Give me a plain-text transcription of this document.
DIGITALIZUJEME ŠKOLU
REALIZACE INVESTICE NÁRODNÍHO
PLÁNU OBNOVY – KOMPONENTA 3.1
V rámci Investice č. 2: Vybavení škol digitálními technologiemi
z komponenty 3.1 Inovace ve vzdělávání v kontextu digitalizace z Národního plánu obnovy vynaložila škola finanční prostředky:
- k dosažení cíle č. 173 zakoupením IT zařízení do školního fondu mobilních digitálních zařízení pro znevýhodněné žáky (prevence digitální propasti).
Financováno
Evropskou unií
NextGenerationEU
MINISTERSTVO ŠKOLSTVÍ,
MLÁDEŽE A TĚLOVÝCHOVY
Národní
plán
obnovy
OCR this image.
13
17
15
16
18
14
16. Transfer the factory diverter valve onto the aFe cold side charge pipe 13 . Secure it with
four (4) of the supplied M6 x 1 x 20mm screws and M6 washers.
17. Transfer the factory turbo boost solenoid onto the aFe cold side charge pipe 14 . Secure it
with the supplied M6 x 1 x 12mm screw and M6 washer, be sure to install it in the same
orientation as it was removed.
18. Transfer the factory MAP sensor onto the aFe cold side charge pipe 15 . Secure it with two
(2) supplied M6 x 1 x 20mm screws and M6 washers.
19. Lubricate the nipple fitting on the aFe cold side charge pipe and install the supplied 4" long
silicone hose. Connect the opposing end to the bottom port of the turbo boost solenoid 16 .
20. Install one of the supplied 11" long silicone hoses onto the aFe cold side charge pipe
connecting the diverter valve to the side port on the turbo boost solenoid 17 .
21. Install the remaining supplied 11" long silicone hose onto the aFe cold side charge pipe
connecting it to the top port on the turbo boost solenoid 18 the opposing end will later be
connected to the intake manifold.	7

-----

§ GIVEN REQUEST
Every line of the records above needs to be given again exactly.

§ SOLUTION BELOW
Give me a plain-text transcription of this document.
DIGITALIZUJEME ŠKOLU
REALIZACE INVESTICE NÁRODNÍHO
PLÁNU OBNOVY – KOMPONENTA 3.1
V rámci Investice č. 2: Vybavení škol digitálními technologiemi
z komponenty 3.1 Inovace ve vzdělávání v kontextu digitalizace z Národního plánu obnovy vynaložila škola finanční prostředky:
- k dosažení cíle č. 173 zakoupením IT zařízení do školního fondu mobilních digitálních zařízení pro znevýhodněné žáky (prevence digitální propasti).
Financováno
Evropskou unií
NextGenerationEU
MINISTERSTVO ŠKOLSTVÍ,
MLÁDEŽE A TĚLOVÝCHOVY
Národní
plán
obnovy
OCR this image.
13
17
15
16
18
14
16. Transfer the factory diverter valve onto the aFe cold side charge pipe 13 . Secure it with
four (4) of the supplied M6 x 1 x 20mm screws and M6 washers.
17. Transfer the factory turbo boost solenoid onto the aFe cold side charge pipe 14 . Secure it
with the supplied M6 x 1 x 12mm screw and M6 washer, be sure to install it in the same
orientation as it was removed.
18. Transfer the factory MAP sensor onto the aFe cold side charge pipe 15 . Secure it with two
(2) supplied M6 x 1 x 20mm screws and M6 washers.
19. Lubricate the nipple fitting on the aFe cold side charge pipe and install the supplied 4" long
silicone hose. Connect the opposing end to the bottom port of the turbo boost solenoid 16 .
20. Install one of the supplied 11" long silicone hoses onto the aFe cold side charge pipe
connecting the diverter valve to the side port on the turbo boost solenoid 17 .
21. Install the remaining supplied 11" long silicone hose onto the aFe cold side charge pipe
connecting it to the top port on the turbo boost solenoid 18 the opposing end will later be
connected to the intake manifold.	7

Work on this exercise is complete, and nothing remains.